# TEXT PASSAGE:

╭──

Comprehensive Metadata Extraction:

v4 introduces native metadata extraction across all major document formats:

PDF (native Rust extraction via lopdf): - Title, subject, authors, keywords - Created/modified dates, creator, producer - Page count, page dimensions, PDF version - Encryption status - Auto-generated document summary

Office Documents (native Office Open XML parsing): - DOCX: Core properties (Dublin Core metadata), app properties (page/word/character/line/paragraph counts, template, editing time), custom properties - XLSX: Core properties, app properties (worksheet names, sheet count), custom properties - PPTX: Core properties, app properties (slide count, notes, hidden slides, slide titles), custom properties - Non-blocking extraction (falls back gracefully if metadata unavailable)

Email (via mail-parser): - From, to, cc, bcc addresses - Message ID, subject, date - Attachment filenames

Images (via image crate + kamadak-exif): - Width, height, format - Comprehensive EXIF data (camera settings, GPS, timestamps, etc.)

XML (via Rust streaming parser): - Element count - Unique element names

Plain Text / Markdown (via Rust streaming parser): - Line count, word count, character count - Markdown only: Headers, links, code blocks

Structured Data (JSON/YAML/TOML): - Field count - Format type

HTML (via html-to-markdown-rs): - Comprehensive structured metadata extraction enabled by default - Parses YAML frontmatter and populates HtmlMetadata struct: - Standard meta tags: title, description, keywords, author - Open Graph: og:title, og:description, og:image, og:url, og:type, og:site_name - Twitter Card: twitter:card, twitter:title, twitter:description, twitter:image, twitter:site, twitter:creator - Navigation: base_href, canonical URL - Link relations: link_author, link_license, link_alternate - YAML frontmatter automatically stripped from markdown content - Accessible via ExtractionResult.metadata.html

Key Improvements from v3: - PDF: Pure Rust lopdf instead of Python playa-pdf for better performance - Office: Comprehensive native metadata extraction via Office Open XML parsing - All metadata extraction is non-blocking and gracefully handles failures - Python Type Safety: All metadata types now have proper TypedDict definitions with comprehensive field typing - PdfMetadata, ExcelMetadata, EmailMetadata, PptxMetadata, ArchiveMetadata - ImageMetadata, XmlMetadata, TextMetadata, HtmlMetadata - OcrMetadata, ImagePreprocessingMetadata, ErrorMetadata - IDE autocomplete and type checking for all metadata fields

Legacy MS Office Support: - LibreOffice conversion for .doc and .ppt files - Automatic fallback to modern format extractors after LibreOffice conversion - Optional system dependency (graceful degradation if unavailable)

╰──

# GOAL A:
Decide whether each statement agrees with the metadata extraction notes, answering yes or no and quoting the deciding words: (i) v4 extracts PDF metadata with Python playa-pdf; (ii) XML metadata covers the element count; (iii) .doc and .ppt files are converted through LibreOffice.

# MATERIAL TO PROCESS:
╭──

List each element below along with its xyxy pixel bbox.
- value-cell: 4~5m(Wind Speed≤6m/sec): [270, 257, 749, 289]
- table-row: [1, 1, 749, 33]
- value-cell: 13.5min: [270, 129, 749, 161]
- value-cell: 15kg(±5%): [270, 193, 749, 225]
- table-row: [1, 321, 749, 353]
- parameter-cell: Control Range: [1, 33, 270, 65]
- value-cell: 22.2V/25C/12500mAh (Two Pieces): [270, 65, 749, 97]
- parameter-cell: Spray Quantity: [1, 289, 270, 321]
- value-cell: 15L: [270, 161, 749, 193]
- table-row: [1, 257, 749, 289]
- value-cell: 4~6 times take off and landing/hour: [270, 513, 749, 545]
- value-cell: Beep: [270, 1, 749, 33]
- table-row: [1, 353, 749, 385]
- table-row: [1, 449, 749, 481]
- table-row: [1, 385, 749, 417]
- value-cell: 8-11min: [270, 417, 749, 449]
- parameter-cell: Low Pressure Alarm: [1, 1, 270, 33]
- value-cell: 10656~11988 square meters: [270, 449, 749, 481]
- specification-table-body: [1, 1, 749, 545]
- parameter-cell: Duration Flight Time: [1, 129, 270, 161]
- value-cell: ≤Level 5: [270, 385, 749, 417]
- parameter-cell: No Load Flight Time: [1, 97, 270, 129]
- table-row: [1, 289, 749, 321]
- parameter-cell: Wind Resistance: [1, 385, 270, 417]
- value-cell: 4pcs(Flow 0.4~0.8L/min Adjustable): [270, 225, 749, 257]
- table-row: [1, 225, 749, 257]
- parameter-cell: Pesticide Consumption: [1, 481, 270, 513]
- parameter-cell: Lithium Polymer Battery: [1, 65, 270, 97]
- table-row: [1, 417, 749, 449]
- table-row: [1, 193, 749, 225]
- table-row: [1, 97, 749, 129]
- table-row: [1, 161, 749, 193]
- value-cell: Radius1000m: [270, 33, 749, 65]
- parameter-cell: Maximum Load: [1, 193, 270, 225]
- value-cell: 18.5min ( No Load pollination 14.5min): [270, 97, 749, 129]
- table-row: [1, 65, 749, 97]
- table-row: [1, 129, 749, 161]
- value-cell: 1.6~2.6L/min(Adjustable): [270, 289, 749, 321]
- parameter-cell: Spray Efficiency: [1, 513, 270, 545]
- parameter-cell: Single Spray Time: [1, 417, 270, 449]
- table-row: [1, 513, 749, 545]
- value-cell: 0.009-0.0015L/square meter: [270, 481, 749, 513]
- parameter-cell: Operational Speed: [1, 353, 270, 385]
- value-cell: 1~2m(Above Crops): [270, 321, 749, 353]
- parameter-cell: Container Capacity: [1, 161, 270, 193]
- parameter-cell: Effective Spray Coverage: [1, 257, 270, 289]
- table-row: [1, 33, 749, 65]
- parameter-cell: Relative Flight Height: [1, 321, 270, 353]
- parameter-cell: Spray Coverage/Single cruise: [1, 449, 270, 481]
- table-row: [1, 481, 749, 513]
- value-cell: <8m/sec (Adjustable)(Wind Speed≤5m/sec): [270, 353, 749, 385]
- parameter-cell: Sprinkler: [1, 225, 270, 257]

╰──

# GOAL B:
Give the lines of the records as a JSON list of strings, one string per line and without blank lines. Cover everything from the first line of the records down to the line containing "- table-row: [1, 33, 749, 65]", including both of those lines.

# WORKED ANSWER A:
(i) No: "PDF: Pure Rust lopdf instead of Python playa-pdf for better performance"
(ii) Yes: "Element count"
(iii) Yes: "LibreOffice conversion for .doc and .ppt files"

# WORKED ANSWER B:
[
  "List each element below along with its xyxy pixel bbox.",
  "- value-cell: 4~5m(Wind Speed≤6m/sec): [270, 257, 749, 289]",
  "- table-row: [1, 1, 749, 33]",
  "- value-cell: 13.5min: [270, 129, 749, 161]",
  "- value-cell: 15kg(±5%): [270, 193, 749, 225]",
  "- table-row: [1, 321, 749, 353]",
  "- parameter-cell: Control Range: [1, 33, 270, 65]",
  "- value-cell: 22.2V/25C/12500mAh (Two Pieces): [270, 65, 749, 97]",
  "- parameter-cell: Spray Quantity: [1, 289, 270, 321]",
  "- value-cell: 15L: [270, 161, 749, 193]",
  "- table-row: [1, 257, 749, 289]",
  "- value-cell: 4~6 times take off and landing/hour: [270, 513, 749, 545]",
  "- value-cell: Beep: [270, 1, 749, 33]",
  "- table-row: [1, 353, 749, 385]",
  "- table-row: [1, 449, 749, 481]",
  "- table-row: [1, 385, 749, 417]",
  "- value-cell: 8-11min: [270, 417, 749, 449]",
  "- parameter-cell: Low Pressure Alarm: [1, 1, 270, 33]",
  "- value-cell: 10656~11988 square meters: [270, 449, 749, 481]",
  "- specification-table-body: [1, 1, 749, 545]",
  "- parameter-cell: Duration Flight Time: [1, 129, 270, 161]",
  "- value-cell: ≤Level 5: [270, 385, 749, 417]",
  "- parameter-cell: No Load Flight Time: [1, 97, 270, 129]",
  "- table-row: [1, 289, 749, 321]",
  "- parameter-cell: Wind Resistance: [1, 385, 270, 417]",
  "- value-cell: 4pcs(Flow 0.4~0.8L/min Adjustable): [270, 225, 749, 257]",
  "- table-row: [1, 225, 749, 257]",
  "- parameter-cell: Pesticide Consumption: [1, 481, 270, 513]",
  "- parameter-cell: Lithium Polymer Battery: [1, 65, 270, 97]",
  "- table-row: [1, 417, 749, 449]",
  "- table-row: [1, 193, 749, 225]",
  "- table-row: [1, 97, 749, 129]",
  "- table-row: [1, 161, 749, 193]",
  "- value-cell: Radius1000m: [270, 33, 749, 65]",
  "- parameter-cell: Maximum Load: [1, 193, 270, 225]",
  "- value-cell: 18.5min ( No Load pollination 14.5min): [270, 97, 749, 129]",
  "- table-row: [1, 65, 749, 97]",
  "- table-row: [1, 129, 749, 161]",
  "- value-cell: 1.6~2.6L/min(Adjustable): [270, 289, 749, 321]",
  "- parameter-cell: Spray Efficiency: [1, 513, 270, 545]",
  "- parameter-cell: Single Spray Time: [1, 417, 270, 449]",
  "- table-row: [1, 513, 749, 545]",
  "- value-cell: 0.009-0.0015L/square meter: [270, 481, 749, 513]",
  "- parameter-cell: Operational Speed: [1, 353, 270, 385]",
  "- value-cell: 1~2m(Above Crops): [270, 321, 749, 353]",
  "- parameter-cell: Container Capacity: [1, 161, 270, 193]",
  "- parameter-cell: Effective Spray Coverage: [1, 257, 270, 289]",
  "- table-row: [1, 33, 749, 65]"
]